Your goal |
Every entry must be given again exactly.

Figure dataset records
================

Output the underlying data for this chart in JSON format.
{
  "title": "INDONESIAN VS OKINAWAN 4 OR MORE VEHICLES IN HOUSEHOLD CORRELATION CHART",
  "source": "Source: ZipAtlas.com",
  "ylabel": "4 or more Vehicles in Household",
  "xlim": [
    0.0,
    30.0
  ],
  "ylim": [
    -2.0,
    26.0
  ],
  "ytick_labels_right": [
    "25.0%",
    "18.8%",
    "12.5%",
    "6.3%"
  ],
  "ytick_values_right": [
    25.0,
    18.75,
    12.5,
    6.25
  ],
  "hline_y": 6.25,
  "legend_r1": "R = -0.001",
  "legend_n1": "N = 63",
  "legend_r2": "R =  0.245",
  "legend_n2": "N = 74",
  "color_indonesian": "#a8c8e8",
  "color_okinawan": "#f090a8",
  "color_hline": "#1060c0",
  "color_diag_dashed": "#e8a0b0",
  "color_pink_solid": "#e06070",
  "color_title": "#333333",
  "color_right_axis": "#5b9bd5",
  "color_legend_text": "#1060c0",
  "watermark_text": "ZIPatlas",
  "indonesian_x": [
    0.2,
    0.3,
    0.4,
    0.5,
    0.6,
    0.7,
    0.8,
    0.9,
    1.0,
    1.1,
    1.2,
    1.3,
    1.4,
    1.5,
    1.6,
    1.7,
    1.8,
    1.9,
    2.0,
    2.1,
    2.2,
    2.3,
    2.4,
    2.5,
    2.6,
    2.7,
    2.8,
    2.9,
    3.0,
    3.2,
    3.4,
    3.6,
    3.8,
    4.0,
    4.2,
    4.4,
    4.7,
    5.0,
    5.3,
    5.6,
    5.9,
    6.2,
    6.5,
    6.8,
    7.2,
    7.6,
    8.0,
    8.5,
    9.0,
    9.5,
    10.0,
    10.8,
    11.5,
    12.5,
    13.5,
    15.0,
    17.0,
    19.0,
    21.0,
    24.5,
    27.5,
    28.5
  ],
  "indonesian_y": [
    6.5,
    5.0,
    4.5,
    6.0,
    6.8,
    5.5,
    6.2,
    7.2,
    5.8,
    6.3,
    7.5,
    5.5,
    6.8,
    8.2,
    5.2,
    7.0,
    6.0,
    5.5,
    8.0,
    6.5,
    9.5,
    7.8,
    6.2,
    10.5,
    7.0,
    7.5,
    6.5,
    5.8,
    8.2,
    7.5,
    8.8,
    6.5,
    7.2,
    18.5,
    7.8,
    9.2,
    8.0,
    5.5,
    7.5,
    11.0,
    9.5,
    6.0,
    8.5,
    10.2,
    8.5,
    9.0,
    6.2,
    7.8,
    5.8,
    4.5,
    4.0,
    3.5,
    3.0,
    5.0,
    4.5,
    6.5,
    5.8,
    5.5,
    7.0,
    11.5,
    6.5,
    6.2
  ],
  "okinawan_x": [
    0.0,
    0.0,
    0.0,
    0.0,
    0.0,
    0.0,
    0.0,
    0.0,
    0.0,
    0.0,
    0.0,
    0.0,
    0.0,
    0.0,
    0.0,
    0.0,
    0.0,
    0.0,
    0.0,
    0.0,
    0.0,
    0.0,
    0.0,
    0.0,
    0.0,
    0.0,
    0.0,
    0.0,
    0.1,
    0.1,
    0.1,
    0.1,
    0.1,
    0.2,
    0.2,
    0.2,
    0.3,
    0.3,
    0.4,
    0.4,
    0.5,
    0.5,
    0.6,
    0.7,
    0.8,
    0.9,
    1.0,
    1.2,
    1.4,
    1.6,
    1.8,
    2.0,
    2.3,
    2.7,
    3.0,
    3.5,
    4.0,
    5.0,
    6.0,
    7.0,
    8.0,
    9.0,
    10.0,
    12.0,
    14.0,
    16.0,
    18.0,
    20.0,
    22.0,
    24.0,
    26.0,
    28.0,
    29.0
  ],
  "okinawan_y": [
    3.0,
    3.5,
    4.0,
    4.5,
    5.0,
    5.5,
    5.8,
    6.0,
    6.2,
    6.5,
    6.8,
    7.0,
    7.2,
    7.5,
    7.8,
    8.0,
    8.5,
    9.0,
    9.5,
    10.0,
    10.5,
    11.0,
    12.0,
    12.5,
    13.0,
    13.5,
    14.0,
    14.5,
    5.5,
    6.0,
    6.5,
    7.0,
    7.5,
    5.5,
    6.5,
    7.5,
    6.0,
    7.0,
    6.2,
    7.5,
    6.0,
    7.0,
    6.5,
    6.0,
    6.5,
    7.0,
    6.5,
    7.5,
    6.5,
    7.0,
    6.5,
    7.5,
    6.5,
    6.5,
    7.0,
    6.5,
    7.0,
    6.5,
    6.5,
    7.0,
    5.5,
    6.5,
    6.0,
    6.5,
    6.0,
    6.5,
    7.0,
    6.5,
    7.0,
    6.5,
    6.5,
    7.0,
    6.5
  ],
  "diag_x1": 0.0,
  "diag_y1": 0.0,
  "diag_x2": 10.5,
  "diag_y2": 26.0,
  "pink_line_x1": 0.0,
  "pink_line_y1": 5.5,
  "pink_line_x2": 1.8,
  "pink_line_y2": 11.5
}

================

Result for this task |
Output the underlying data for this chart in JSON format.
{
  "title": "INDONESIAN VS OKINAWAN 4 OR MORE VEHICLES IN HOUSEHOLD CORRELATION CHART",
  "source": "Source: ZipAtlas.com",
  "ylabel": "4 or more Vehicles in Household",
  "xlim": [
    0.0,
    30.0
  ],
  "ylim": [
    -2.0,
    26.0
  ],
  "ytick_labels_right": [
    "25.0%",
    "18.8%",
    "12.5%",
    "6.3%"
  ],
  "ytick_values_right": [
    25.0,
    18.75,
    12.5,
    6.25
  ],
  "hline_y": 6.25,
  "legend_r1": "R = -0.001",
  "legend_n1": "N = 63",
  "legend_r2": "R =  0.245",
  "legend_n2": "N = 74",
  "color_indonesian": "#a8c8e8",
  "color_okinawan": "#f090a8",
  "color_hline": "#1060c0",
  "color_diag_dashed": "#e8a0b0",
  "color_pink_solid": "#e06070",
  "color_title": "#333333",
  "color_right_axis": "#5b9bd5",
  "color_legend_text": "#1060c0",
  "watermark_text": "ZIPatlas",
  "indonesian_x": [
    0.2,
    0.3,
    0.4,
    0.5,
    0.6,
    0.7,
    0.8,
    0.9,
    1.0,
    1.1,
    1.2,
    1.3,
    1.4,
    1.5,
    1.6,
    1.7,
    1.8,
    1.9,
    2.0,
    2.1,
    2.2,
    2.3,
    2.4,
    2.5,
    2.6,
    2.7,
    2.8,
    2.9,
    3.0,
    3.2,
    3.4,
    3.6,
    3.8,
    4.0,
    4.2,
    4.4,
    4.7,
    5.0,
    5.3,
    5.6,
    5.9,
    6.2,
    6.5,
    6.8,
    7.2,
    7.6,
    8.0,
    8.5,
    9.0,
    9.5,
    10.0,
    10.8,
    11.5,
    12.5,
    13.5,
    15.0,
    17.0,
    19.0,
    21.0,
    24.5,
    27.5,
    28.5
  ],
  "indonesian_y": [
    6.5,
    5.0,
    4.5,
    6.0,
    6.8,
    5.5,
    6.2,
    7.2,
    5.8,
    6.3,
    7.5,
    5.5,
    6.8,
    8.2,
    5.2,
    7.0,
    6.0,
    5.5,
    8.0,
    6.5,
    9.5,
    7.8,
    6.2,
    10.5,
    7.0,
    7.5,
    6.5,
    5.8,
    8.2,
    7.5,
    8.8,
    6.5,
    7.2,
    18.5,
    7.8,
    9.2,
    8.0,
    5.5,
    7.5,
    11.0,
    9.5,
    6.0,
    8.5,
    10.2,
    8.5,
    9.0,
    6.2,
    7.8,
    5.8,
    4.5,
    4.0,
    3.5,
    3.0,
    5.0,
    4.5,
    6.5,
    5.8,
    5.5,
    7.0,
    11.5,
    6.5,
    6.2
  ],
  "okinawan_x": [
    0.0,
    0.0,
    0.0,
    0.0,
    0.0,
    0.0,
    0.0,
    0.0,
    0.0,
    0.0,
    0.0,
    0.0,
    0.0,
    0.0,
    0.0,
    0.0,
    0.0,
    0.0,
    0.0,
    0.0,
    0.0,
    0.0,
    0.0,
    0.0,
    0.0,
    0.0,
    0.0,
    0.0,
    0.1,
    0.1,
    0.1,
    0.1,
    0.1,
    0.2,
    0.2,
    0.2,
    0.3,
    0.3,
    0.4,
    0.4,
    0.5,
    0.5,
    0.6,
    0.7,
    0.8,
    0.9,
    1.0,
    1.2,
    1.4,
    1.6,
    1.8,
    2.0,
    2.3,
    2.7,
    3.0,
    3.5,
    4.0,
    5.0,
    6.0,
    7.0,
    8.0,
    9.0,
    10.0,
    12.0,
    14.0,
    16.0,
    18.0,
    20.0,
    22.0,
    24.0,
    26.0,
    28.0,
    29.0
  ],
  "okinawan_y": [
    3.0,
    3.5,
    4.0,
    4.5,
    5.0,
    5.5,
    5.8,
    6.0,
    6.2,
    6.5,
    6.8,
    7.0,
    7.2,
    7.5,
    7.8,
    8.0,
    8.5,
    9.0,
    9.5,
    10.0,
    10.5,
    11.0,
    12.0,
    12.5,
    13.0,
    13.5,
    14.0,
    14.5,
    5.5,
    6.0,
    6.5,
    7.0,
    7.5,
    5.5,
    6.5,
    7.5,
    6.0,
    7.0,
    6.2,
    7.5,
    6.0,
    7.0,
    6.5,
    6.0,
    6.5,
    7.0,
    6.5,
    7.5,
    6.5,
    7.0,
    6.5,
    7.5,
    6.5,
    6.5,
    7.0,
    6.5,
    7.0,
    6.5,
    6.5,
    7.0,
    5.5,
    6.5,
    6.0,
    6.5,
    6.0,
    6.5,
    7.0,
    6.5,
    7.0,
    6.5,
    6.5,
    7.0,
    6.5
  ],
  "diag_x1": 0.0,
  "diag_y1": 0.0,
  "diag_x2": 10.5,
  "diag_y2": 26.0,
  "pink_line_x1": 0.0,
  "pink_line_y1": 5.5,
  "pink_line_x2": 1.8,
  "pink_line_y2": 11.5
}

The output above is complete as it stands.